(Records supplied)
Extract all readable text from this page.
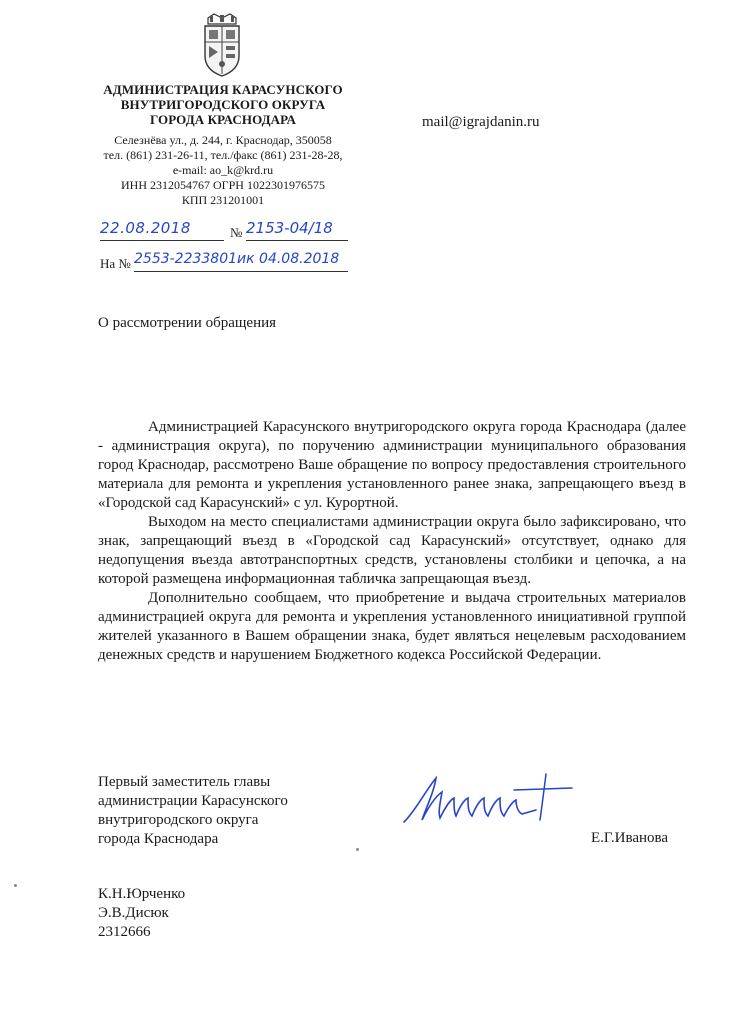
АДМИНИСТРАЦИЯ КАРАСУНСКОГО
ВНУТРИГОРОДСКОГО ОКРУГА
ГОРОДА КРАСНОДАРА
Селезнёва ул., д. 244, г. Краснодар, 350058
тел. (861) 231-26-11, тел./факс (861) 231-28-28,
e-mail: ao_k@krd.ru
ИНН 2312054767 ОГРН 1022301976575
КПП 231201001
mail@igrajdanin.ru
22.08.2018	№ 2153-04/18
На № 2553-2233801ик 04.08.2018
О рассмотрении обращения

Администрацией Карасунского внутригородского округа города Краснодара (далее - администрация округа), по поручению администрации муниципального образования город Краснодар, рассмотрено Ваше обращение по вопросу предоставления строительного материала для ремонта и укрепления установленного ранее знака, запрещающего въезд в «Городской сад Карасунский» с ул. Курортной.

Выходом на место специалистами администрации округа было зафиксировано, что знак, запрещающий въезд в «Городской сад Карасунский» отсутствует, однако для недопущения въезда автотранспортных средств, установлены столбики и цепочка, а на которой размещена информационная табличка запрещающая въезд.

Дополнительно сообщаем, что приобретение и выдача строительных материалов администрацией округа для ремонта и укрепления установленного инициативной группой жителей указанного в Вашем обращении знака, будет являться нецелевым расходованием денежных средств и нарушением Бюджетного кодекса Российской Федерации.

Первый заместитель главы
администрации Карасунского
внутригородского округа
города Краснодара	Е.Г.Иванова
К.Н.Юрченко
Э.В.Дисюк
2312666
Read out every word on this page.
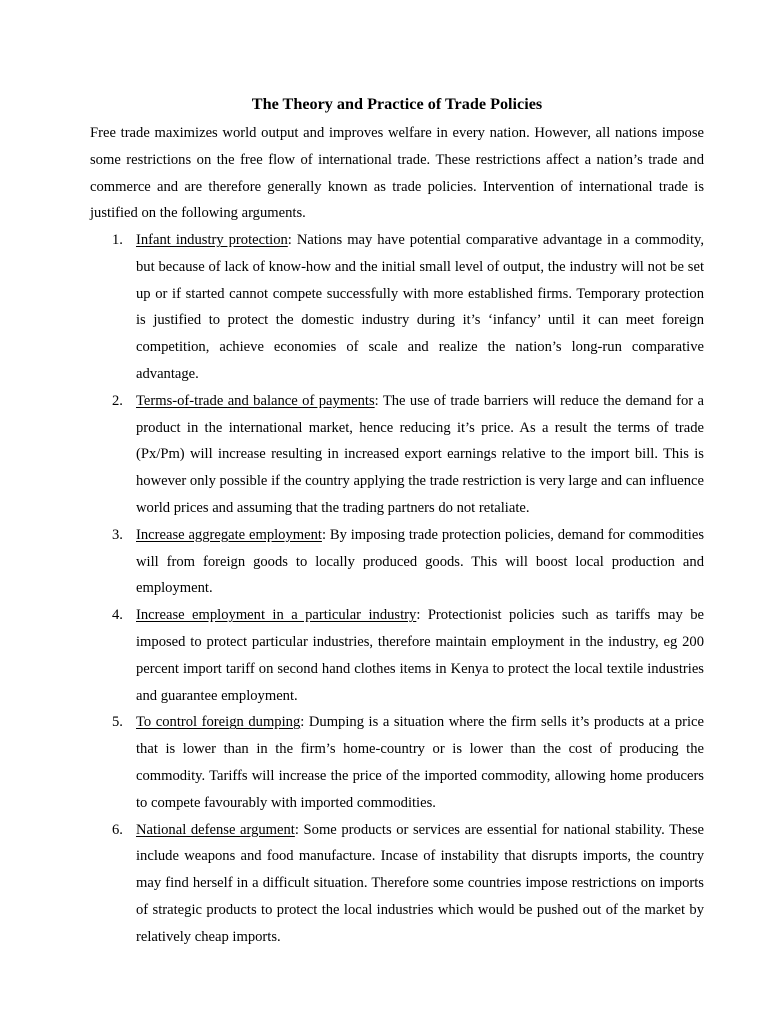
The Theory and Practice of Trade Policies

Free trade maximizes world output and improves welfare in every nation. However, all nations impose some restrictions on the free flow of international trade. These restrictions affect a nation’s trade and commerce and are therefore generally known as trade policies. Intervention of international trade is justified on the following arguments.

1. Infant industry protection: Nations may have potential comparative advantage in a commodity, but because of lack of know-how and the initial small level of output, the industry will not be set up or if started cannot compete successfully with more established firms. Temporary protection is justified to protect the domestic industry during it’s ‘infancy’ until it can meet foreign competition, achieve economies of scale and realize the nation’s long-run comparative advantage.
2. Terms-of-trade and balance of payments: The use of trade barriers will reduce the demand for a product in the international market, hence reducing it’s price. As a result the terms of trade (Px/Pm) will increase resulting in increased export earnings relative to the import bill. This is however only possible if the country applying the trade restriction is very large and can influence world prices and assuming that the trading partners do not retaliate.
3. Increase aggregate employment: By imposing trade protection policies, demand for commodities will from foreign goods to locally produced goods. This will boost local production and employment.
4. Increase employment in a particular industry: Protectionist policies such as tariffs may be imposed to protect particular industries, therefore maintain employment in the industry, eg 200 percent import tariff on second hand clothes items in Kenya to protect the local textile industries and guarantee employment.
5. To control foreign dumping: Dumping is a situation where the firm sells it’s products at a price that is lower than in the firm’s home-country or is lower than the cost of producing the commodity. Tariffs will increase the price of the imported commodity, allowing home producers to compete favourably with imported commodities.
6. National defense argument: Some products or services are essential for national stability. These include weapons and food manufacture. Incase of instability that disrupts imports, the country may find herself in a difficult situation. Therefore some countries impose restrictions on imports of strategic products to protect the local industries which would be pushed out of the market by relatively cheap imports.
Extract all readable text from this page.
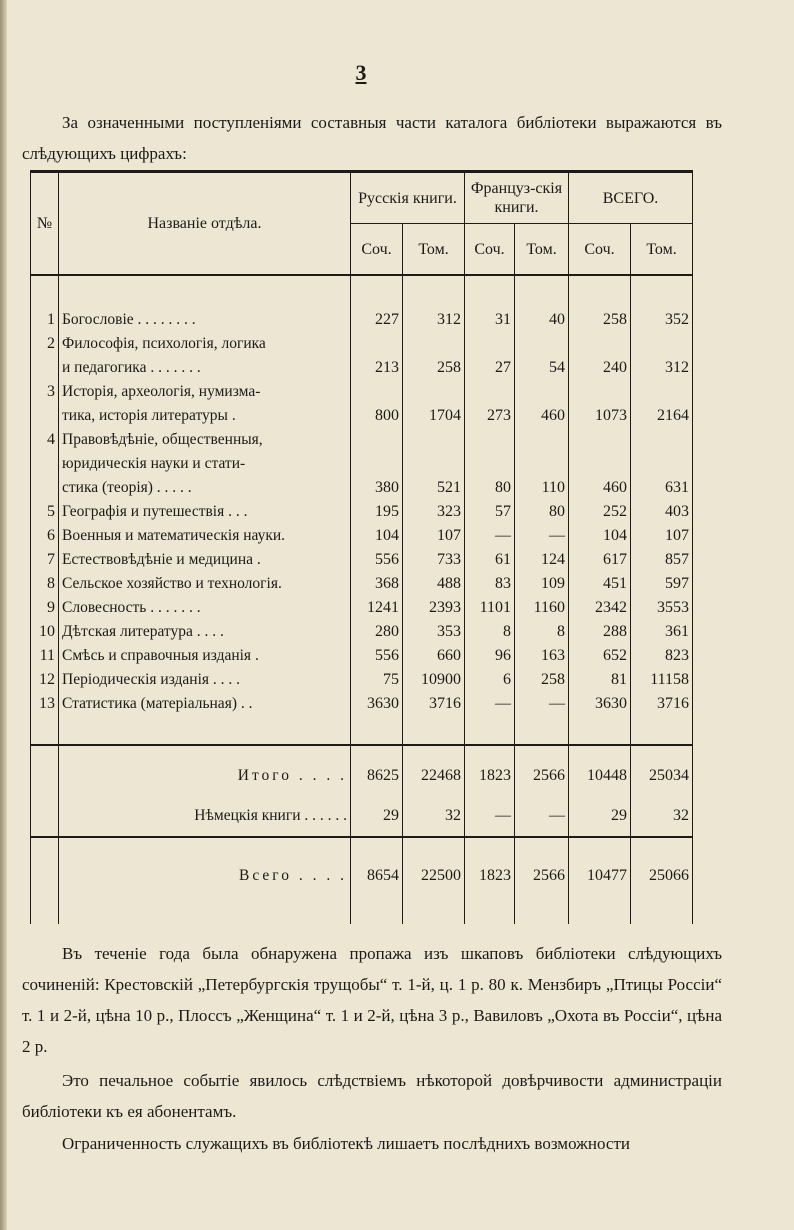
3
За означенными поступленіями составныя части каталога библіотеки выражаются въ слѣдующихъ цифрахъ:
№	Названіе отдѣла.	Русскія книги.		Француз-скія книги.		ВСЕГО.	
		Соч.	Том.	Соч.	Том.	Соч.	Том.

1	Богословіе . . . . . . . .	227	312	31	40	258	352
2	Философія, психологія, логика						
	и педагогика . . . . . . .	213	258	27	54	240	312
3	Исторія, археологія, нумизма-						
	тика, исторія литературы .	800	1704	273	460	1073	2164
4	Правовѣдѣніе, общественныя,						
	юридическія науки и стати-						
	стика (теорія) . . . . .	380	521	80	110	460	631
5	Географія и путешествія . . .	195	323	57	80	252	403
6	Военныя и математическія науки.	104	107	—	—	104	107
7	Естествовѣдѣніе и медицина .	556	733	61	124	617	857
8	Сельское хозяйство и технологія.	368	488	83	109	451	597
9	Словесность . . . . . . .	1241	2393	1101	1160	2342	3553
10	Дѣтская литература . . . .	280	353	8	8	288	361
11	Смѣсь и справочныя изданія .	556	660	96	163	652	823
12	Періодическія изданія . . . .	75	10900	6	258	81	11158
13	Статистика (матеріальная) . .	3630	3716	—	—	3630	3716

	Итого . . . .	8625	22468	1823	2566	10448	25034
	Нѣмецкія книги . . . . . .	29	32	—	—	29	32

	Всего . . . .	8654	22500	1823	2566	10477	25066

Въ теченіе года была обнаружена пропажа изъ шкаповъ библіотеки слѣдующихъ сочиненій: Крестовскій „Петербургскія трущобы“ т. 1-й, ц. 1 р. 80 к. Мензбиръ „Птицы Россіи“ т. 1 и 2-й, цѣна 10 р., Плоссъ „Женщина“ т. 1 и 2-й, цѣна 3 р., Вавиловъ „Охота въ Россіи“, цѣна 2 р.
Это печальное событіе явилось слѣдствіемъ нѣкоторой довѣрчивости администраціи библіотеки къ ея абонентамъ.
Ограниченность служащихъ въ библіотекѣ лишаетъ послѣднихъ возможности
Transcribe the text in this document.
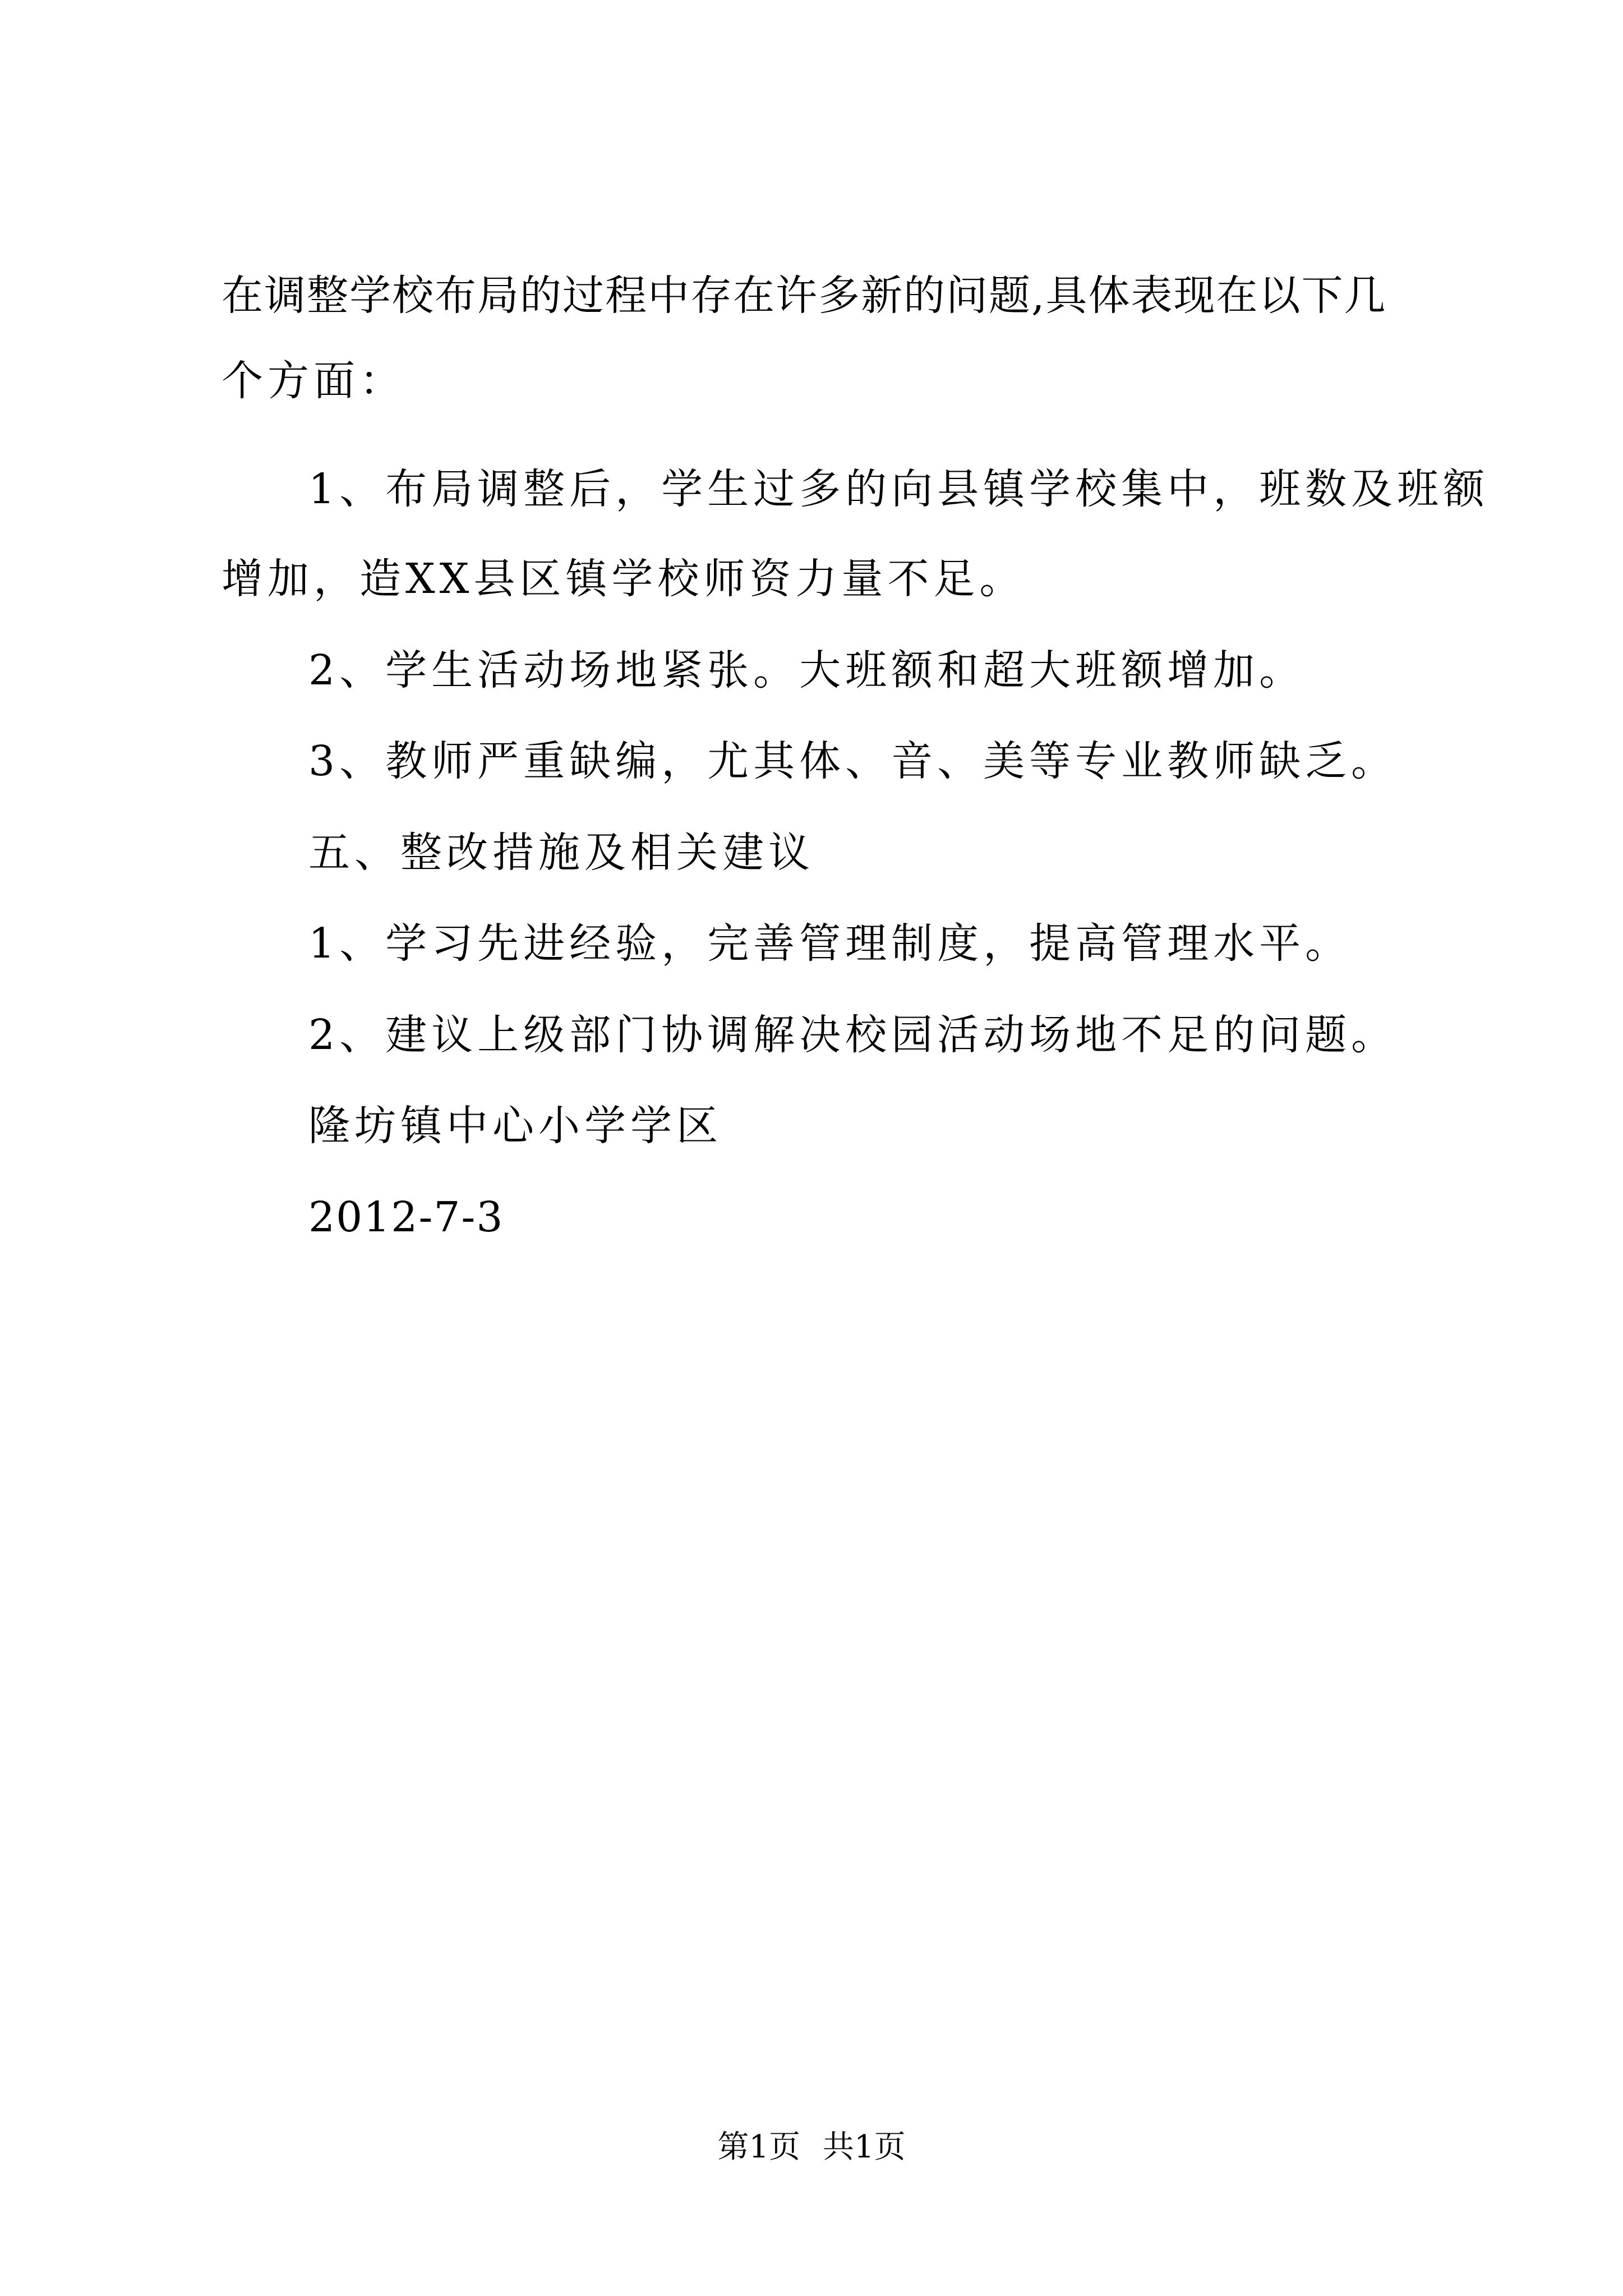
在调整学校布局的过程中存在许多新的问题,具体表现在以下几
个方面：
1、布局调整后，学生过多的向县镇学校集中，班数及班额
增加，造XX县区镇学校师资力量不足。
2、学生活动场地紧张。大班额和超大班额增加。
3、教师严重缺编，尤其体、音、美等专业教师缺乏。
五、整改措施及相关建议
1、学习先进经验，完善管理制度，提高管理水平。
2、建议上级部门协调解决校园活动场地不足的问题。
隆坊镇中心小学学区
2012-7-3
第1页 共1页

(Requirement) Leave out the pictures and copy the rest of the material above exactly.

(Answer to the exercise)
Extract all readable text from this page.
АДМИНИСТРАЦИЯ КАРАСУНСКОГО
ВНУТРИГОРОДСКОГО ОКРУГА
ГОРОДА КРАСНОДАРА
Селезнёва ул., д. 244, г. Краснодар, 350058
тел. (861) 231-26-11, тел./факс (861) 231-28-28,
e-mail: ao_k@krd.ru
ИНН 2312054767 ОГРН 1022301976575
КПП 231201001
mail@igrajdanin.ru
22.08.2018	№ 2153-04/18
На № 2553-2233801ик 04.08.2018
О рассмотрении обращения

Администрацией Карасунского внутригородского округа города Краснодара (далее - администрация округа), по поручению администрации муниципального образования город Краснодар, рассмотрено Ваше обращение по вопросу предоставления строительного материала для ремонта и укрепления установленного ранее знака, запрещающего въезд в «Городской сад Карасунский» с ул. Курортной.

Выходом на место специалистами администрации округа было зафиксировано, что знак, запрещающий въезд в «Городской сад Карасунский» отсутствует, однако для недопущения въезда автотранспортных средств, установлены столбики и цепочка, а на которой размещена информационная табличка запрещающая въезд.

Дополнительно сообщаем, что приобретение и выдача строительных материалов администрацией округа для ремонта и укрепления установленного инициативной группой жителей указанного в Вашем обращении знака, будет являться нецелевым расходованием денежных средств и нарушением Бюджетного кодекса Российской Федерации.

Первый заместитель главы
администрации Карасунского
внутригородского округа
города Краснодара	Е.Г.Иванова
К.Н.Юрченко
Э.В.Дисюк
2312666
Read out every word on this page.
The Theory and Practice of Trade Policies

Free trade maximizes world output and improves welfare in every nation. However, all nations impose some restrictions on the free flow of international trade. These restrictions affect a nation’s trade and commerce and are therefore generally known as trade policies. Intervention of international trade is justified on the following arguments.

1. Infant industry protection: Nations may have potential comparative advantage in a commodity, but because of lack of know-how and the initial small level of output, the industry will not be set up or if started cannot compete successfully with more established firms. Temporary protection is justified to protect the domestic industry during it’s ‘infancy’ until it can meet foreign competition, achieve economies of scale and realize the nation’s long-run comparative advantage.
2. Terms-of-trade and balance of payments: The use of trade barriers will reduce the demand for a product in the international market, hence reducing it’s price. As a result the terms of trade (Px/Pm) will increase resulting in increased export earnings relative to the import bill. This is however only possible if the country applying the trade restriction is very large and can influence world prices and assuming that the trading partners do not retaliate.
3. Increase aggregate employment: By imposing trade protection policies, demand for commodities will from foreign goods to locally produced goods. This will boost local production and employment.
4. Increase employment in a particular industry: Protectionist policies such as tariffs may be imposed to protect particular industries, therefore maintain employment in the industry, eg 200 percent import tariff on second hand clothes items in Kenya to protect the local textile industries and guarantee employment.
5. To control foreign dumping: Dumping is a situation where the firm sells it’s products at a price that is lower than in the firm’s home-country or is lower than the cost of producing the commodity. Tariffs will increase the price of the imported commodity, allowing home producers to compete favourably with imported commodities.
6. National defense argument: Some products or services are essential for national stability. These include weapons and food manufacture. Incase of instability that disrupts imports, the country may find herself in a difficult situation. Therefore some countries impose restrictions on imports of strategic products to protect the local industries which would be pushed out of the market by relatively cheap imports.
Extract all readable text from this page.
3
За означенными поступленіями составныя части каталога библіотеки выражаются въ слѣдующихъ цифрахъ:
№	Названіе отдѣла.	Русскія книги.		Француз-скія книги.		ВСЕГО.	
		Соч.	Том.	Соч.	Том.	Соч.	Том.

1	Богословіе . . . . . . . .	227	312	31	40	258	352
2	Философія, психологія, логика						
	и педагогика . . . . . . .	213	258	27	54	240	312
3	Исторія, археологія, нумизма-						
	тика, исторія литературы .	800	1704	273	460	1073	2164
4	Правовѣдѣніе, общественныя,						
	юридическія науки и стати-						
	стика (теорія) . . . . .	380	521	80	110	460	631
5	Географія и путешествія . . .	195	323	57	80	252	403
6	Военныя и математическія науки.	104	107	—	—	104	107
7	Естествовѣдѣніе и медицина .	556	733	61	124	617	857
8	Сельское хозяйство и технологія.	368	488	83	109	451	597
9	Словесность . . . . . . .	1241	2393	1101	1160	2342	3553
10	Дѣтская литература . . . .	280	353	8	8	288	361
11	Смѣсь и справочныя изданія .	556	660	96	163	652	823
12	Періодическія изданія . . . .	75	10900	6	258	81	11158
13	Статистика (матеріальная) . .	3630	3716	—	—	3630	3716

	Итого . . . .	8625	22468	1823	2566	10448	25034
	Нѣмецкія книги . . . . . .	29	32	—	—	29	32

	Всего . . . .	8654	22500	1823	2566	10477	25066

Въ теченіе года была обнаружена пропажа изъ шкаповъ библіотеки слѣдующихъ сочиненій: Крестовскій „Петербургскія трущобы“ т. 1-й, ц. 1 р. 80 к. Мензбиръ „Птицы Россіи“ т. 1 и 2-й, цѣна 10 р., Плоссъ „Женщина“ т. 1 и 2-й, цѣна 3 р., Вавиловъ „Охота въ Россіи“, цѣна 2 р.
Это печальное событіе явилось слѣдствіемъ нѣкоторой довѣрчивости администраціи библіотеки къ ея абонентамъ.
Ограниченность служащихъ въ библіотекѣ лишаетъ послѣднихъ возможности
Transcribe the text in this document.
在调整学校布局的过程中存在许多新的问题,具体表现在以下几
个方面：
1、布局调整后，学生过多的向县镇学校集中，班数及班额
增加，造XX县区镇学校师资力量不足。
2、学生活动场地紧张。大班额和超大班额增加。
3、教师严重缺编，尤其体、音、美等专业教师缺乏。
五、整改措施及相关建议
1、学习先进经验，完善管理制度，提高管理水平。
2、建议上级部门协调解决校园活动场地不足的问题。
隆坊镇中心小学学区
2012-7-3
第1页 共1页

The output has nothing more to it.